:: YOUR GOAL ::
Scan the entries below for the word "label". Copy each line that has it.

:: RECORDS FOR THIS EXERCISE ::
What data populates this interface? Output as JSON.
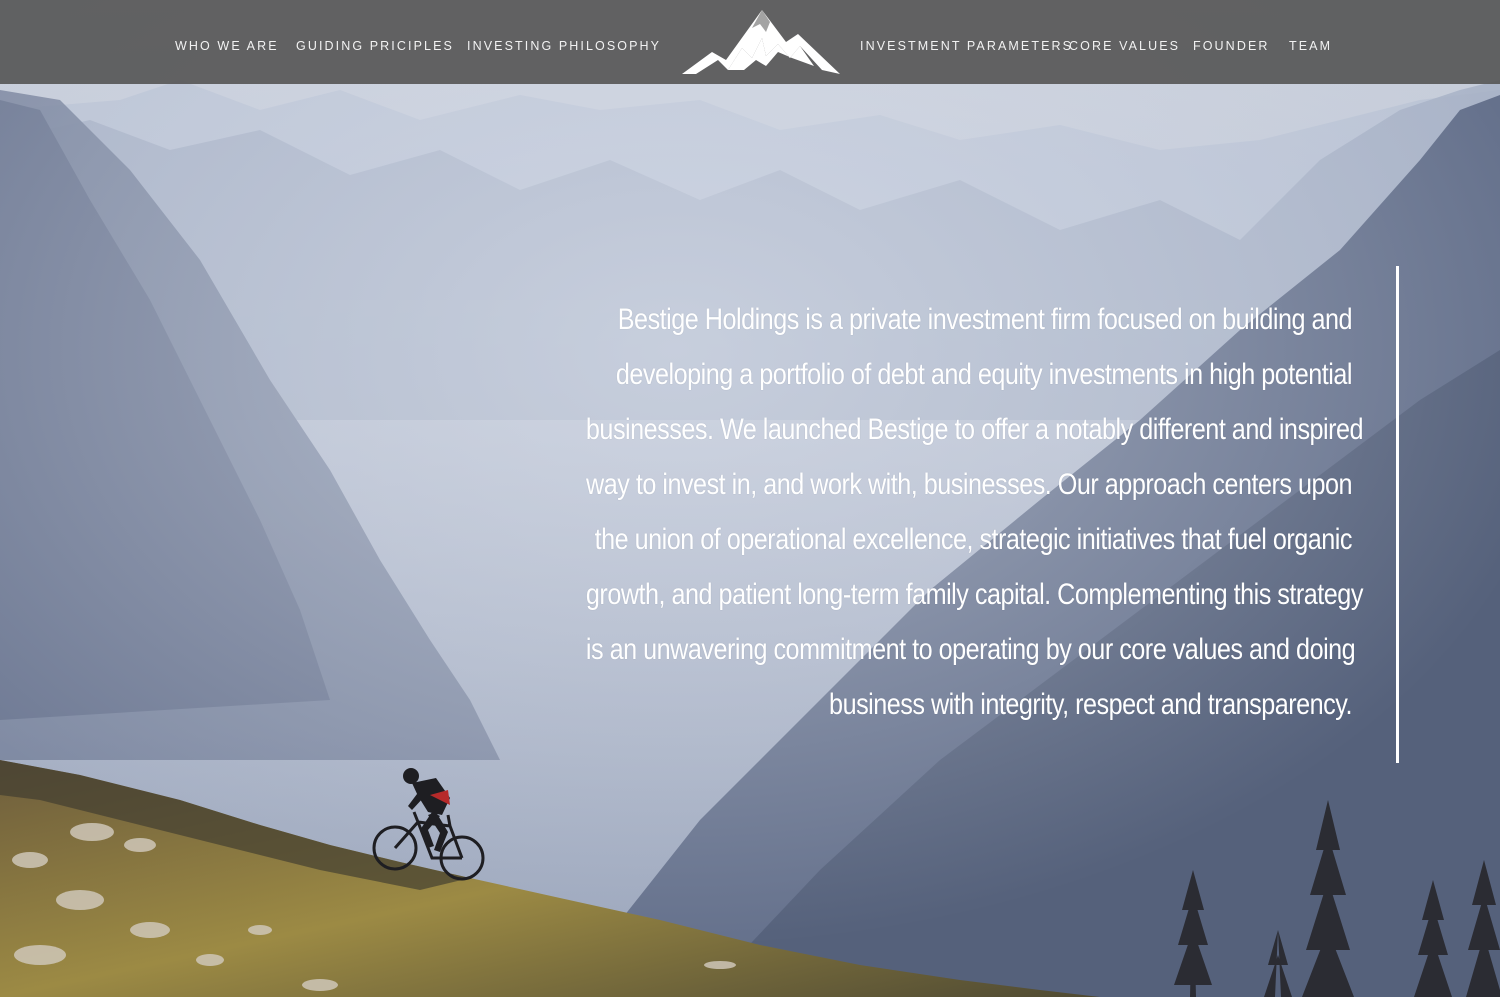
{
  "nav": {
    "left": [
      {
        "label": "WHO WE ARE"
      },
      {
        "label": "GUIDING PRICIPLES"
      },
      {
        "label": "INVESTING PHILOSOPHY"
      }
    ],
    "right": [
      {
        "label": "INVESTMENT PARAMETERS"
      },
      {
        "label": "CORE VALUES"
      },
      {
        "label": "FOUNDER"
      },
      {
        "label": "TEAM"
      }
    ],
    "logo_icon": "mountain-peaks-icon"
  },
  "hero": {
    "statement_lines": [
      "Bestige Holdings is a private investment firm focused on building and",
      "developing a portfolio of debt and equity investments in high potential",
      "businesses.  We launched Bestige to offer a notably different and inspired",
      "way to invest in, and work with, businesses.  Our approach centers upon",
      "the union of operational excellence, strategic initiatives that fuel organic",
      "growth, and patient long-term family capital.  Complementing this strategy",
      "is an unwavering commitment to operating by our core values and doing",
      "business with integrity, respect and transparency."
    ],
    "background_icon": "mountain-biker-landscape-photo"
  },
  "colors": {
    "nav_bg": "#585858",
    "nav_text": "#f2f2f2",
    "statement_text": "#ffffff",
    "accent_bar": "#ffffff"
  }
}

:: THE COMPLETED TASK ::
        "label": "WHO WE ARE"
        "label": "GUIDING PRICIPLES"
        "label": "INVESTING PHILOSOPHY"
        "label": "INVESTMENT PARAMETERS"
        "label": "CORE VALUES"
        "label": "FOUNDER"
        "label": "TEAM"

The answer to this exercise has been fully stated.